▶ 出典:
┌──

平成30年度第2回北九州市立美術館協議会議事録
名称
平成30年度 第2回北九州市立美術館協議会
議事
議題1 会長・副会長の選出について
議題2 平成31年度の取組み 内容及び評価指標について
開催日時
平成31年3月7日(木)14時~16時
開催場所
北九州市立美術館 エデュケーションルームB
出席者
- 山梨 俊夫(会長)
- 国立国際美術館館長
- 永津 美裕(副会長)
- 北九州市立大学大学院名誉教授
- 中村 渉
- 北九州商工会議所参事
- 古賀 弘子
- 北九州市立筒井小学校校長
- 谷 美紀
- NPO法人子育てシンクタンク代表
- 原田 美紀
- 原田・川原法律事務所弁護士
- 大庭 明美
- 北九州美術家連盟
- 外山 典子
- 北九州市立八幡小学校教頭
- 森山 秀子
- 久留米市美術館副館長兼学芸課長
事務局
- 西村 勇晴
- 北九州市立美術館館長
- 後藤 基明
- 北九州市立美術館副館長
- 鐘ケ江 祐二
- 普及課長
- 日髙 満博
- 普及課普及係長
- 那須 孝幸
- 学芸課学芸係長
- 永友 義夫
- 普及課分館長
- 仲山 恵美
- 普及課普及係
- 奥田 亜希子
- 学芸課学芸係
議事録
- 事務局
- 本日の配布資料・議事日程の説明、傍聴者の確認、館長あいさつ、 新任委員の自己紹介
議題1「会長・副会長の選出について」
- 事務局
- 北九州市立美術館規則により、委員の互選により協議会に会長及び副会長各1人を置くと規定されている。どなたか立候補される方はいらっしゃいますか。
(立候補なし)

└──

▶ データ抜粋:
┌──

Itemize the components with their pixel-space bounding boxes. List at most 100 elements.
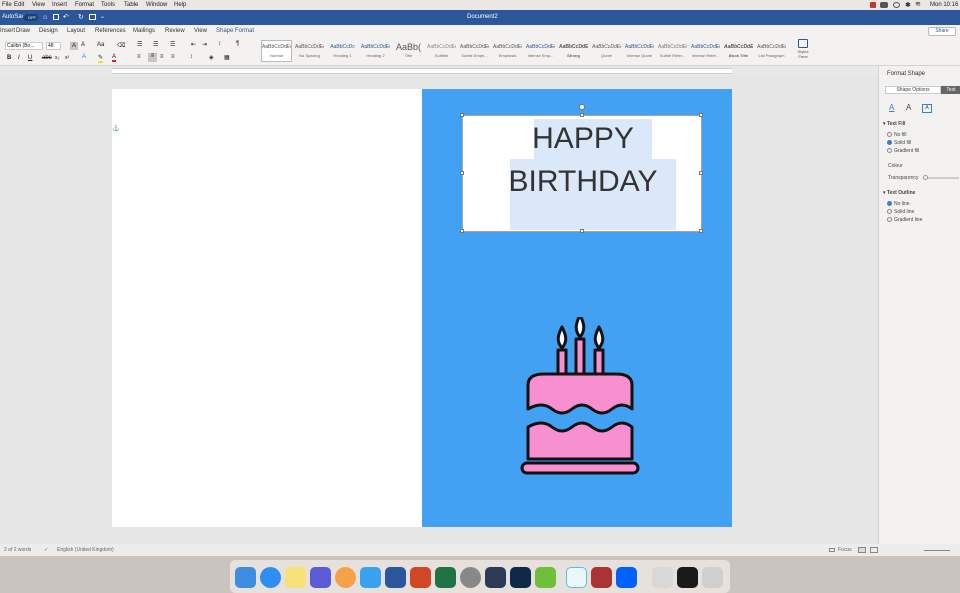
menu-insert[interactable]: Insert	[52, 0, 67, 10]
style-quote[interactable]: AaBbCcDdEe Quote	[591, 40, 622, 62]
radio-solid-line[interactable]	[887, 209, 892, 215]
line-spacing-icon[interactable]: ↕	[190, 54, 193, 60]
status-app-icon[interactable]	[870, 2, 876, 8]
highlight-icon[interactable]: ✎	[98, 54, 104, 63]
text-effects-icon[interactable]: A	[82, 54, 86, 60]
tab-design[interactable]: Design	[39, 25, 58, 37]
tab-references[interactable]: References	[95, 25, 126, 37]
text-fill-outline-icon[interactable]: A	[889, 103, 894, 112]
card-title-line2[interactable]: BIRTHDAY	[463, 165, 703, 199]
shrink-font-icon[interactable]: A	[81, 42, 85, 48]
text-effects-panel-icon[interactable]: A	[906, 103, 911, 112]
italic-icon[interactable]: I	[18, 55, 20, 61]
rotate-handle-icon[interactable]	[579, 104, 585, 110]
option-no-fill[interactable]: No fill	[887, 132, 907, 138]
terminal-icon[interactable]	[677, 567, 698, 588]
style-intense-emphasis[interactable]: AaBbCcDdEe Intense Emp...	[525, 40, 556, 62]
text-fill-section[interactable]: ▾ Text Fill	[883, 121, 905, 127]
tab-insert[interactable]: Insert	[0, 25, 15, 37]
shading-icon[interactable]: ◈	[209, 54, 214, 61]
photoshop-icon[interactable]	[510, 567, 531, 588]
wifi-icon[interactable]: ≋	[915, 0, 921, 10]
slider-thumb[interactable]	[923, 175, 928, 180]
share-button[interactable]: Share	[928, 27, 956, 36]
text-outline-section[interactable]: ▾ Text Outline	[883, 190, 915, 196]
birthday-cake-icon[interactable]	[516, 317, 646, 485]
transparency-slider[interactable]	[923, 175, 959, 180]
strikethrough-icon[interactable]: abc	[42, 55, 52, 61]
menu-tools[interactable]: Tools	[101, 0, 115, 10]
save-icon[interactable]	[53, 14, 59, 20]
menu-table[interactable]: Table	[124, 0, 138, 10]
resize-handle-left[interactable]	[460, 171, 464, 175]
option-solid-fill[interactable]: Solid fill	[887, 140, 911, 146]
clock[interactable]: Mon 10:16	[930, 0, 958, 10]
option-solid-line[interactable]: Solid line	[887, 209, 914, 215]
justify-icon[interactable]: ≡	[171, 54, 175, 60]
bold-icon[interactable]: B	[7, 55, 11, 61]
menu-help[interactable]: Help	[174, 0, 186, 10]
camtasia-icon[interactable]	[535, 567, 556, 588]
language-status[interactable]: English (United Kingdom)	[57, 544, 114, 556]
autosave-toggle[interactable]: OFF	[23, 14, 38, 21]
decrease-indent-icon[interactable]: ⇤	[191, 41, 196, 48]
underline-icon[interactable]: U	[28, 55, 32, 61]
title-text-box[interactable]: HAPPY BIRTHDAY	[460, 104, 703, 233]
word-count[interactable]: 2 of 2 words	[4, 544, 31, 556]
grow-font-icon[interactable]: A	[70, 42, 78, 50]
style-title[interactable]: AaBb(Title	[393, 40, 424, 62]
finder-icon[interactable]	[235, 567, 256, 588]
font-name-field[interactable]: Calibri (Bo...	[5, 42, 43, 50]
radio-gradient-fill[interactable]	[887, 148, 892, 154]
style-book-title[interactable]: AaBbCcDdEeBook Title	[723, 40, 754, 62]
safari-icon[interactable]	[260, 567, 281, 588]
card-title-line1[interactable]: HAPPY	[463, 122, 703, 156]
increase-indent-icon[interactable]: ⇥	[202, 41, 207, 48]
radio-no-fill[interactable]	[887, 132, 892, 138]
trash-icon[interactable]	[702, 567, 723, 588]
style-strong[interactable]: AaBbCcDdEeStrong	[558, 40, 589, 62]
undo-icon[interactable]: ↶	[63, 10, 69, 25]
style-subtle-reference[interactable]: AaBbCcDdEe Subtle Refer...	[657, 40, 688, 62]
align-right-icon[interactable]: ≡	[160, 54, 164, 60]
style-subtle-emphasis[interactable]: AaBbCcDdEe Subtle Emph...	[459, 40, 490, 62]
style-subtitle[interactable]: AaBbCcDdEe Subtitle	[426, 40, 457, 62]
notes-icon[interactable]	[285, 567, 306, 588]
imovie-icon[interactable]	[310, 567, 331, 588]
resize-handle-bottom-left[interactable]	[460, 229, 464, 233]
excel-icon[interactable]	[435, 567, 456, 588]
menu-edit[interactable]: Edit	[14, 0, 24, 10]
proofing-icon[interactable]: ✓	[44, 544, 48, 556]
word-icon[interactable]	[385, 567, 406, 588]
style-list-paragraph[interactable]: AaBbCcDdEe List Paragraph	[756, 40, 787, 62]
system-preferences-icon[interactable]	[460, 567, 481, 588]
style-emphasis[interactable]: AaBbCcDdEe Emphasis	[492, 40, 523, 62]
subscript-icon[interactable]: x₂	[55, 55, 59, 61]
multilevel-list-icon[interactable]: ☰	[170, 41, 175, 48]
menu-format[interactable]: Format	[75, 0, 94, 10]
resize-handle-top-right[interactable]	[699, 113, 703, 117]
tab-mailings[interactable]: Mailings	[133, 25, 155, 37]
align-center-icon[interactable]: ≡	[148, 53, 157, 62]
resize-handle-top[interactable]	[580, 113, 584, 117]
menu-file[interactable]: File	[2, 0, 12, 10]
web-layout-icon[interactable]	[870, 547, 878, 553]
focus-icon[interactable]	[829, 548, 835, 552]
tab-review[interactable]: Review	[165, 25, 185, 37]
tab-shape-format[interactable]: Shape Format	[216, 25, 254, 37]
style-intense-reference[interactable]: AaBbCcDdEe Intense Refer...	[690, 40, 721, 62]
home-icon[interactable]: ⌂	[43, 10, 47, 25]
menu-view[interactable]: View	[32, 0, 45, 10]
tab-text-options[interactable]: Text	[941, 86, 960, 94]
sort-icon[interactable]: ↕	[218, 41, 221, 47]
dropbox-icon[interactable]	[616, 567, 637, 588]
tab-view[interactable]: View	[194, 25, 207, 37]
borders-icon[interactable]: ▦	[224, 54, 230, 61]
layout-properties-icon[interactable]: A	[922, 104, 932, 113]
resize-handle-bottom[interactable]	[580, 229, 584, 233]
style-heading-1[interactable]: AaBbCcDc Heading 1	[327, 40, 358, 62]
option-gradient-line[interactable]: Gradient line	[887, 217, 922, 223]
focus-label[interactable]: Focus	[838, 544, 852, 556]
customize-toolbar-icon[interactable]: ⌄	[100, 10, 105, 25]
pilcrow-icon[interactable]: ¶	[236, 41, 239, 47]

└──

▶ 課題:
1. 出典の議事録によると、この協議会はどこで開かれましたか。
2. 記録から、「emphasis」という語を含む行をすべて返してください。

▶ 解答例:
1. 北九州市立美術館のエデュケーションルームBで開かれました。

2.
style-intense-emphasis[interactable]: AaBbCcDdEe Intense Emp...	[525, 40, 556, 62]
style-subtle-emphasis[interactable]: AaBbCcDdEe Subtle Emph...	[459, 40, 490, 62]
style-emphasis[interactable]: AaBbCcDdEe Emphasis	[492, 40, 523, 62]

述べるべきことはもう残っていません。